Images excluded, repeat each entry below exactly.

Excerpt from a dataset:
━━━━━━━━━━━━━━━━━━━━

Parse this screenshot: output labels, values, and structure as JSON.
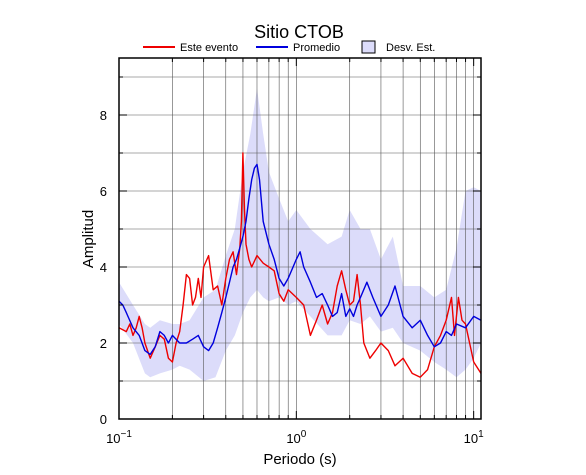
{
  "chart_data": {
    "type": "line",
    "title": "Sitio CTOB",
    "xlabel": "Periodo (s)",
    "ylabel": "Amplitud",
    "x_scale": "log",
    "xlim": [
      0.1,
      11
    ],
    "ylim": [
      0,
      9.5
    ],
    "grid": true,
    "legend_position": "top",
    "x_ticks": [
      {
        "value": 0.1,
        "base": "10",
        "exp": "−1"
      },
      {
        "value": 1,
        "base": "10",
        "exp": "0"
      },
      {
        "value": 10,
        "base": "10",
        "exp": "1"
      }
    ],
    "y_ticks": [
      0,
      2,
      4,
      6,
      8
    ],
    "legend": [
      {
        "label": "Este evento",
        "kind": "line",
        "color": "#ee0000"
      },
      {
        "label": "Promedio",
        "kind": "line",
        "color": "#0000dd"
      },
      {
        "label": "Desv. Est.",
        "kind": "box",
        "color": "#dcdcfa"
      }
    ],
    "series": [
      {
        "name": "Este evento",
        "color": "#ee0000",
        "x": [
          0.1,
          0.11,
          0.115,
          0.12,
          0.125,
          0.13,
          0.135,
          0.14,
          0.15,
          0.16,
          0.17,
          0.18,
          0.19,
          0.2,
          0.21,
          0.22,
          0.23,
          0.24,
          0.25,
          0.26,
          0.27,
          0.28,
          0.29,
          0.3,
          0.32,
          0.34,
          0.36,
          0.38,
          0.4,
          0.42,
          0.44,
          0.46,
          0.48,
          0.49,
          0.5,
          0.51,
          0.52,
          0.54,
          0.56,
          0.6,
          0.65,
          0.7,
          0.75,
          0.8,
          0.85,
          0.9,
          1.0,
          1.1,
          1.2,
          1.3,
          1.4,
          1.5,
          1.6,
          1.7,
          1.8,
          1.9,
          2.0,
          2.1,
          2.2,
          2.3,
          2.4,
          2.6,
          2.8,
          3.0,
          3.3,
          3.6,
          4.0,
          4.5,
          5.0,
          5.5,
          6.0,
          6.5,
          7.0,
          7.5,
          7.8,
          8.2,
          8.6,
          9.0,
          10.0,
          11.0
        ],
        "values": [
          2.4,
          2.3,
          2.5,
          2.2,
          2.4,
          2.7,
          2.4,
          2.0,
          1.6,
          1.9,
          2.2,
          2.1,
          1.6,
          1.5,
          2.0,
          2.3,
          3.0,
          3.8,
          3.7,
          3.0,
          3.2,
          3.7,
          3.2,
          4.0,
          4.3,
          3.4,
          3.5,
          3.0,
          3.7,
          4.2,
          4.4,
          3.8,
          4.5,
          5.2,
          7.0,
          5.5,
          4.6,
          4.2,
          4.0,
          4.3,
          4.1,
          4.0,
          3.9,
          3.3,
          3.1,
          3.4,
          3.2,
          3.0,
          2.2,
          2.6,
          3.0,
          2.5,
          2.8,
          3.5,
          3.9,
          3.4,
          3.0,
          3.1,
          3.8,
          3.0,
          2.0,
          1.6,
          1.8,
          2.0,
          1.8,
          1.4,
          1.6,
          1.2,
          1.1,
          1.3,
          1.9,
          2.2,
          2.6,
          3.2,
          2.2,
          3.2,
          2.6,
          2.5,
          1.5,
          1.2
        ]
      },
      {
        "name": "Promedio",
        "color": "#0000dd",
        "x": [
          0.1,
          0.105,
          0.11,
          0.12,
          0.13,
          0.14,
          0.15,
          0.16,
          0.17,
          0.18,
          0.19,
          0.2,
          0.21,
          0.22,
          0.24,
          0.26,
          0.28,
          0.3,
          0.32,
          0.34,
          0.36,
          0.38,
          0.4,
          0.42,
          0.44,
          0.46,
          0.48,
          0.5,
          0.52,
          0.54,
          0.56,
          0.58,
          0.6,
          0.62,
          0.65,
          0.7,
          0.75,
          0.8,
          0.85,
          0.9,
          1.0,
          1.05,
          1.1,
          1.2,
          1.3,
          1.4,
          1.5,
          1.6,
          1.7,
          1.8,
          1.9,
          2.0,
          2.1,
          2.2,
          2.3,
          2.5,
          2.7,
          3.0,
          3.3,
          3.6,
          4.0,
          4.5,
          5.0,
          5.5,
          6.0,
          6.5,
          7.0,
          7.5,
          8.0,
          9.0,
          10.0,
          11.0
        ],
        "values": [
          3.1,
          3.0,
          2.8,
          2.4,
          2.2,
          1.8,
          1.7,
          1.9,
          2.3,
          2.2,
          2.0,
          2.2,
          2.1,
          2.0,
          2.0,
          2.1,
          2.2,
          1.9,
          1.8,
          2.0,
          2.4,
          2.8,
          3.2,
          3.6,
          4.0,
          4.2,
          4.5,
          4.8,
          5.2,
          5.8,
          6.3,
          6.6,
          6.7,
          6.3,
          5.2,
          4.6,
          4.2,
          3.7,
          3.5,
          3.7,
          4.2,
          4.4,
          4.0,
          3.6,
          3.2,
          3.3,
          3.0,
          2.7,
          2.8,
          3.3,
          2.7,
          2.9,
          2.7,
          3.0,
          3.2,
          3.6,
          3.2,
          2.7,
          3.0,
          3.5,
          2.7,
          2.4,
          2.6,
          2.2,
          1.9,
          2.0,
          2.3,
          2.2,
          2.5,
          2.4,
          2.7,
          2.6
        ]
      },
      {
        "name": "Desv. Est.",
        "color": "#dcdcfa",
        "x": [
          0.1,
          0.12,
          0.14,
          0.15,
          0.17,
          0.2,
          0.22,
          0.25,
          0.3,
          0.35,
          0.4,
          0.45,
          0.5,
          0.55,
          0.6,
          0.65,
          0.7,
          0.8,
          0.9,
          1.0,
          1.2,
          1.5,
          1.8,
          2.0,
          2.3,
          2.6,
          3.0,
          3.5,
          4.0,
          5.0,
          6.0,
          7.0,
          8.0,
          9.0,
          10.0,
          11.0
        ],
        "upper": [
          3.6,
          3.0,
          2.5,
          2.4,
          2.6,
          2.5,
          2.5,
          2.6,
          3.2,
          3.4,
          4.3,
          5.0,
          6.5,
          7.5,
          8.7,
          7.5,
          6.5,
          5.8,
          5.2,
          5.5,
          5.0,
          4.6,
          4.8,
          5.5,
          5.0,
          5.0,
          4.2,
          4.8,
          3.5,
          3.5,
          3.2,
          3.4,
          4.5,
          6.0,
          6.1,
          6.0
        ],
        "lower": [
          2.5,
          2.0,
          1.2,
          1.1,
          1.2,
          1.3,
          1.4,
          1.3,
          1.0,
          1.1,
          1.8,
          2.2,
          2.8,
          3.2,
          3.4,
          3.2,
          3.1,
          3.2,
          3.0,
          3.1,
          2.7,
          2.2,
          2.2,
          2.6,
          2.5,
          2.7,
          2.3,
          2.4,
          2.0,
          1.8,
          1.5,
          1.3,
          1.1,
          1.3,
          1.6,
          2.0
        ]
      }
    ]
  }
}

━━━━━━━━━━━━━━━━━━━━

> **Output of the exercise**
Parse this screenshot: output labels, values, and structure as JSON.
{
  "chart_data": {
    "type": "line",
    "title": "Sitio CTOB",
    "xlabel": "Periodo (s)",
    "ylabel": "Amplitud",
    "x_scale": "log",
    "xlim": [
      0.1,
      11
    ],
    "ylim": [
      0,
      9.5
    ],
    "grid": true,
    "legend_position": "top",
    "x_ticks": [
      {
        "value": 0.1,
        "base": "10",
        "exp": "−1"
      },
      {
        "value": 1,
        "base": "10",
        "exp": "0"
      },
      {
        "value": 10,
        "base": "10",
        "exp": "1"
      }
    ],
    "y_ticks": [
      0,
      2,
      4,
      6,
      8
    ],
    "legend": [
      {
        "label": "Este evento",
        "kind": "line",
        "color": "#ee0000"
      },
      {
        "label": "Promedio",
        "kind": "line",
        "color": "#0000dd"
      },
      {
        "label": "Desv. Est.",
        "kind": "box",
        "color": "#dcdcfa"
      }
    ],
    "series": [
      {
        "name": "Este evento",
        "color": "#ee0000",
        "x": [
          0.1,
          0.11,
          0.115,
          0.12,
          0.125,
          0.13,
          0.135,
          0.14,
          0.15,
          0.16,
          0.17,
          0.18,
          0.19,
          0.2,
          0.21,
          0.22,
          0.23,
          0.24,
          0.25,
          0.26,
          0.27,
          0.28,
          0.29,
          0.3,
          0.32,
          0.34,
          0.36,
          0.38,
          0.4,
          0.42,
          0.44,
          0.46,
          0.48,
          0.49,
          0.5,
          0.51,
          0.52,
          0.54,
          0.56,
          0.6,
          0.65,
          0.7,
          0.75,
          0.8,
          0.85,
          0.9,
          1.0,
          1.1,
          1.2,
          1.3,
          1.4,
          1.5,
          1.6,
          1.7,
          1.8,
          1.9,
          2.0,
          2.1,
          2.2,
          2.3,
          2.4,
          2.6,
          2.8,
          3.0,
          3.3,
          3.6,
          4.0,
          4.5,
          5.0,
          5.5,
          6.0,
          6.5,
          7.0,
          7.5,
          7.8,
          8.2,
          8.6,
          9.0,
          10.0,
          11.0
        ],
        "values": [
          2.4,
          2.3,
          2.5,
          2.2,
          2.4,
          2.7,
          2.4,
          2.0,
          1.6,
          1.9,
          2.2,
          2.1,
          1.6,
          1.5,
          2.0,
          2.3,
          3.0,
          3.8,
          3.7,
          3.0,
          3.2,
          3.7,
          3.2,
          4.0,
          4.3,
          3.4,
          3.5,
          3.0,
          3.7,
          4.2,
          4.4,
          3.8,
          4.5,
          5.2,
          7.0,
          5.5,
          4.6,
          4.2,
          4.0,
          4.3,
          4.1,
          4.0,
          3.9,
          3.3,
          3.1,
          3.4,
          3.2,
          3.0,
          2.2,
          2.6,
          3.0,
          2.5,
          2.8,
          3.5,
          3.9,
          3.4,
          3.0,
          3.1,
          3.8,
          3.0,
          2.0,
          1.6,
          1.8,
          2.0,
          1.8,
          1.4,
          1.6,
          1.2,
          1.1,
          1.3,
          1.9,
          2.2,
          2.6,
          3.2,
          2.2,
          3.2,
          2.6,
          2.5,
          1.5,
          1.2
        ]
      },
      {
        "name": "Promedio",
        "color": "#0000dd",
        "x": [
          0.1,
          0.105,
          0.11,
          0.12,
          0.13,
          0.14,
          0.15,
          0.16,
          0.17,
          0.18,
          0.19,
          0.2,
          0.21,
          0.22,
          0.24,
          0.26,
          0.28,
          0.3,
          0.32,
          0.34,
          0.36,
          0.38,
          0.4,
          0.42,
          0.44,
          0.46,
          0.48,
          0.5,
          0.52,
          0.54,
          0.56,
          0.58,
          0.6,
          0.62,
          0.65,
          0.7,
          0.75,
          0.8,
          0.85,
          0.9,
          1.0,
          1.05,
          1.1,
          1.2,
          1.3,
          1.4,
          1.5,
          1.6,
          1.7,
          1.8,
          1.9,
          2.0,
          2.1,
          2.2,
          2.3,
          2.5,
          2.7,
          3.0,
          3.3,
          3.6,
          4.0,
          4.5,
          5.0,
          5.5,
          6.0,
          6.5,
          7.0,
          7.5,
          8.0,
          9.0,
          10.0,
          11.0
        ],
        "values": [
          3.1,
          3.0,
          2.8,
          2.4,
          2.2,
          1.8,
          1.7,
          1.9,
          2.3,
          2.2,
          2.0,
          2.2,
          2.1,
          2.0,
          2.0,
          2.1,
          2.2,
          1.9,
          1.8,
          2.0,
          2.4,
          2.8,
          3.2,
          3.6,
          4.0,
          4.2,
          4.5,
          4.8,
          5.2,
          5.8,
          6.3,
          6.6,
          6.7,
          6.3,
          5.2,
          4.6,
          4.2,
          3.7,
          3.5,
          3.7,
          4.2,
          4.4,
          4.0,
          3.6,
          3.2,
          3.3,
          3.0,
          2.7,
          2.8,
          3.3,
          2.7,
          2.9,
          2.7,
          3.0,
          3.2,
          3.6,
          3.2,
          2.7,
          3.0,
          3.5,
          2.7,
          2.4,
          2.6,
          2.2,
          1.9,
          2.0,
          2.3,
          2.2,
          2.5,
          2.4,
          2.7,
          2.6
        ]
      },
      {
        "name": "Desv. Est.",
        "color": "#dcdcfa",
        "x": [
          0.1,
          0.12,
          0.14,
          0.15,
          0.17,
          0.2,
          0.22,
          0.25,
          0.3,
          0.35,
          0.4,
          0.45,
          0.5,
          0.55,
          0.6,
          0.65,
          0.7,
          0.8,
          0.9,
          1.0,
          1.2,
          1.5,
          1.8,
          2.0,
          2.3,
          2.6,
          3.0,
          3.5,
          4.0,
          5.0,
          6.0,
          7.0,
          8.0,
          9.0,
          10.0,
          11.0
        ],
        "upper": [
          3.6,
          3.0,
          2.5,
          2.4,
          2.6,
          2.5,
          2.5,
          2.6,
          3.2,
          3.4,
          4.3,
          5.0,
          6.5,
          7.5,
          8.7,
          7.5,
          6.5,
          5.8,
          5.2,
          5.5,
          5.0,
          4.6,
          4.8,
          5.5,
          5.0,
          5.0,
          4.2,
          4.8,
          3.5,
          3.5,
          3.2,
          3.4,
          4.5,
          6.0,
          6.1,
          6.0
        ],
        "lower": [
          2.5,
          2.0,
          1.2,
          1.1,
          1.2,
          1.3,
          1.4,
          1.3,
          1.0,
          1.1,
          1.8,
          2.2,
          2.8,
          3.2,
          3.4,
          3.2,
          3.1,
          3.2,
          3.0,
          3.1,
          2.7,
          2.2,
          2.2,
          2.6,
          2.5,
          2.7,
          2.3,
          2.4,
          2.0,
          1.8,
          1.5,
          1.3,
          1.1,
          1.3,
          1.6,
          2.0
        ]
      }
    ]
  }
}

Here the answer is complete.